[Work to complete]
Repeat the lines below exactly as they appear, but leave out the images.

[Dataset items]
▼
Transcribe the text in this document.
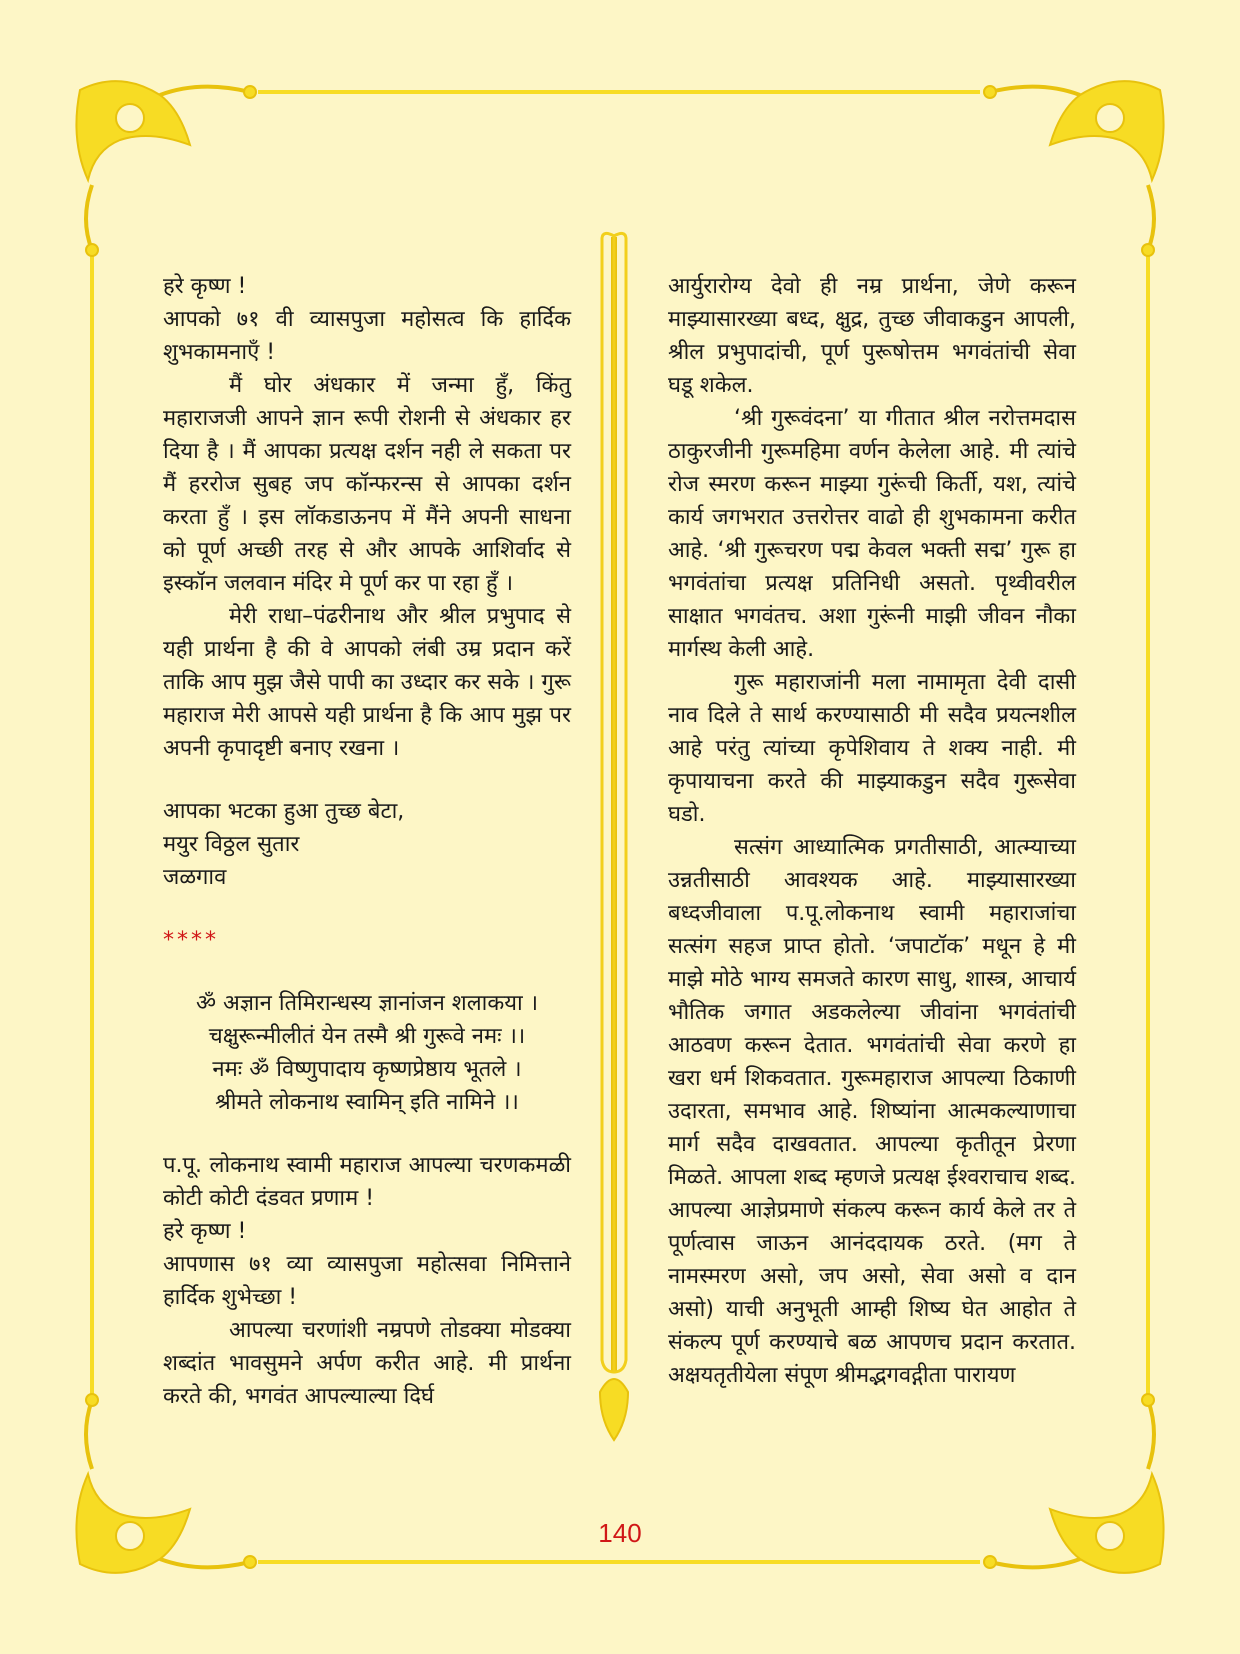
हरे कृष्ण !

आपको ७१ वी व्यासपुजा महोसत्व कि हार्दिक शुभकामनाएँ !

मैं घोर अंधकार में जन्मा हुँ, किंतु महाराजजी आपने ज्ञान रूपी रोशनी से अंधकार हर दिया है । मैं आपका प्रत्यक्ष दर्शन नही ले सकता पर मैं हररोज सुबह जप कॉन्फरन्स से आपका दर्शन करता हुँ । इस लॉकडाऊनप में मैंने अपनी साधना को पूर्ण अच्छी तरह से और आपके आशिर्वाद से इस्कॉन जलवान मंदिर मे पूर्ण कर पा रहा हुँ ।

मेरी राधा–पंढरीनाथ और श्रील प्रभुपाद से यही प्रार्थना है की वे आपको लंबी उम्र प्रदान करें ताकि आप मुझ जैसे पापी का उध्दार कर सके । गुरू महाराज मेरी आपसे यही प्रार्थना है कि आप मुझ पर अपनी कृपादृष्टी बनाए रखना ।

आपका भटका हुआ तुच्छ बेटा,

मयुर विठ्ठल सुतार

जळगाव

****

ॐ अज्ञान तिमिरान्धस्य ज्ञानांजन शलाकया ।

चक्षुरून्मीलीतं येन तस्मै श्री गुरूवे नमः ।।

नमः ॐ विष्णुपादाय कृष्णप्रेष्ठाय भूतले ।

श्रीमते लोकनाथ स्वामिन् इति नामिने ।।

प.पू. लोकनाथ स्वामी महाराज आपल्या चरणकमळी कोटी कोटी दंडवत प्रणाम !

हरे कृष्ण !

आपणास ७१ व्या व्यासपुजा महोत्सवा निमित्ताने हार्दिक शुभेच्छा !

आपल्या चरणांशी नम्रपणे तोडक्या मोडक्या शब्दांत भावसुमने अर्पण करीत आहे. मी प्रार्थना करते की, भगवंत आपल्याल्या दिर्घ

आर्युरारोग्य देवो ही नम्र प्रार्थना, जेणे करून माझ्यासारख्या बध्द, क्षुद्र, तुच्छ जीवाकडुन आपली, श्रील प्रभुपादांची, पूर्ण पुरूषोत्तम भगवंतांची सेवा घडू शकेल.

‘श्री गुरूवंदना’ या गीतात श्रील नरोत्तमदास ठाकुरजीनी गुरूमहिमा वर्णन केलेला आहे. मी त्यांचे रोज स्मरण करून माझ्या गुरूंची किर्ती, यश, त्यांचे कार्य जगभरात उत्तरोत्तर वाढो ही शुभकामना करीत आहे. ‘श्री गुरूचरण पद्म केवल भक्ती सद्म’ गुरू हा भगवंतांचा प्रत्यक्ष प्रतिनिधी असतो. पृथ्वीवरील साक्षात भगवंतच. अशा गुरूंनी माझी जीवन नौका मार्गस्थ केली आहे.

गुरू महाराजांनी मला नामामृता देवी दासी नाव दिले ते सार्थ करण्यासाठी मी सदैव प्रयत्नशील आहे परंतु त्यांच्या कृपेशिवाय ते शक्य नाही. मी कृपायाचना करते की माझ्याकडुन सदैव गुरूसेवा घडो.

सत्संग आध्यात्मिक प्रगतीसाठी, आत्म्याच्या उन्नतीसाठी आवश्यक आहे. माझ्यासारख्या बध्दजीवाला प.पू.लोकनाथ स्वामी महाराजांचा सत्संग सहज प्राप्त होतो. ‘जपाटॉक’ मधून हे मी माझे मोठे भाग्य समजते कारण साधु, शास्त्र, आचार्य भौतिक जगात अडकलेल्या जीवांना भगवंतांची आठवण करून देतात. भगवंतांची सेवा करणे हा खरा धर्म शिकवतात. गुरूमहाराज आपल्या ठिकाणी उदारता, समभाव आहे. शिष्यांना आत्मकल्याणाचा मार्ग सदैव दाखवतात. आपल्या कृतीतून प्रेरणा मिळते. आपला शब्द म्हणजे प्रत्यक्ष ईश्वराचाच शब्द. आपल्या आज्ञेप्रमाणे संकल्प करून कार्य केले तर ते पूर्णत्वास जाऊन आनंददायक ठरते. (मग ते नामस्मरण असो, जप असो, सेवा असो व दान असो) याची अनुभूती आम्ही शिष्य घेत आहोत ते संकल्प पूर्ण करण्याचे बळ आपणच प्रदान करतात. अक्षयतृतीयेला संपूण श्रीमद्भगवद्गीता पारायण

140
▲
[Full solution]
Transcribe the text in this document.
हरे कृष्ण !

आपको ७१ वी व्यासपुजा महोसत्व कि हार्दिक शुभकामनाएँ !

मैं घोर अंधकार में जन्मा हुँ, किंतु महाराजजी आपने ज्ञान रूपी रोशनी से अंधकार हर दिया है । मैं आपका प्रत्यक्ष दर्शन नही ले सकता पर मैं हररोज सुबह जप कॉन्फरन्स से आपका दर्शन करता हुँ । इस लॉकडाऊनप में मैंने अपनी साधना को पूर्ण अच्छी तरह से और आपके आशिर्वाद से इस्कॉन जलवान मंदिर मे पूर्ण कर पा रहा हुँ ।

मेरी राधा–पंढरीनाथ और श्रील प्रभुपाद से यही प्रार्थना है की वे आपको लंबी उम्र प्रदान करें ताकि आप मुझ जैसे पापी का उध्दार कर सके । गुरू महाराज मेरी आपसे यही प्रार्थना है कि आप मुझ पर अपनी कृपादृष्टी बनाए रखना ।

आपका भटका हुआ तुच्छ बेटा,

मयुर विठ्ठल सुतार

जळगाव

****

ॐ अज्ञान तिमिरान्धस्य ज्ञानांजन शलाकया ।

चक्षुरून्मीलीतं येन तस्मै श्री गुरूवे नमः ।।

नमः ॐ विष्णुपादाय कृष्णप्रेष्ठाय भूतले ।

श्रीमते लोकनाथ स्वामिन् इति नामिने ।।

प.पू. लोकनाथ स्वामी महाराज आपल्या चरणकमळी कोटी कोटी दंडवत प्रणाम !

हरे कृष्ण !

आपणास ७१ व्या व्यासपुजा महोत्सवा निमित्ताने हार्दिक शुभेच्छा !

आपल्या चरणांशी नम्रपणे तोडक्या मोडक्या शब्दांत भावसुमने अर्पण करीत आहे. मी प्रार्थना करते की, भगवंत आपल्याल्या दिर्घ

आर्युरारोग्य देवो ही नम्र प्रार्थना, जेणे करून माझ्यासारख्या बध्द, क्षुद्र, तुच्छ जीवाकडुन आपली, श्रील प्रभुपादांची, पूर्ण पुरूषोत्तम भगवंतांची सेवा घडू शकेल.

‘श्री गुरूवंदना’ या गीतात श्रील नरोत्तमदास ठाकुरजीनी गुरूमहिमा वर्णन केलेला आहे. मी त्यांचे रोज स्मरण करून माझ्या गुरूंची किर्ती, यश, त्यांचे कार्य जगभरात उत्तरोत्तर वाढो ही शुभकामना करीत आहे. ‘श्री गुरूचरण पद्म केवल भक्ती सद्म’ गुरू हा भगवंतांचा प्रत्यक्ष प्रतिनिधी असतो. पृथ्वीवरील साक्षात भगवंतच. अशा गुरूंनी माझी जीवन नौका मार्गस्थ केली आहे.

गुरू महाराजांनी मला नामामृता देवी दासी नाव दिले ते सार्थ करण्यासाठी मी सदैव प्रयत्नशील आहे परंतु त्यांच्या कृपेशिवाय ते शक्य नाही. मी कृपायाचना करते की माझ्याकडुन सदैव गुरूसेवा घडो.

सत्संग आध्यात्मिक प्रगतीसाठी, आत्म्याच्या उन्नतीसाठी आवश्यक आहे. माझ्यासारख्या बध्दजीवाला प.पू.लोकनाथ स्वामी महाराजांचा सत्संग सहज प्राप्त होतो. ‘जपाटॉक’ मधून हे मी माझे मोठे भाग्य समजते कारण साधु, शास्त्र, आचार्य भौतिक जगात अडकलेल्या जीवांना भगवंतांची आठवण करून देतात. भगवंतांची सेवा करणे हा खरा धर्म शिकवतात. गुरूमहाराज आपल्या ठिकाणी उदारता, समभाव आहे. शिष्यांना आत्मकल्याणाचा मार्ग सदैव दाखवतात. आपल्या कृतीतून प्रेरणा मिळते. आपला शब्द म्हणजे प्रत्यक्ष ईश्वराचाच शब्द. आपल्या आज्ञेप्रमाणे संकल्प करून कार्य केले तर ते पूर्णत्वास जाऊन आनंददायक ठरते. (मग ते नामस्मरण असो, जप असो, सेवा असो व दान असो) याची अनुभूती आम्ही शिष्य घेत आहोत ते संकल्प पूर्ण करण्याचे बळ आपणच प्रदान करतात. अक्षयतृतीयेला संपूण श्रीमद्भगवद्गीता पारायण

140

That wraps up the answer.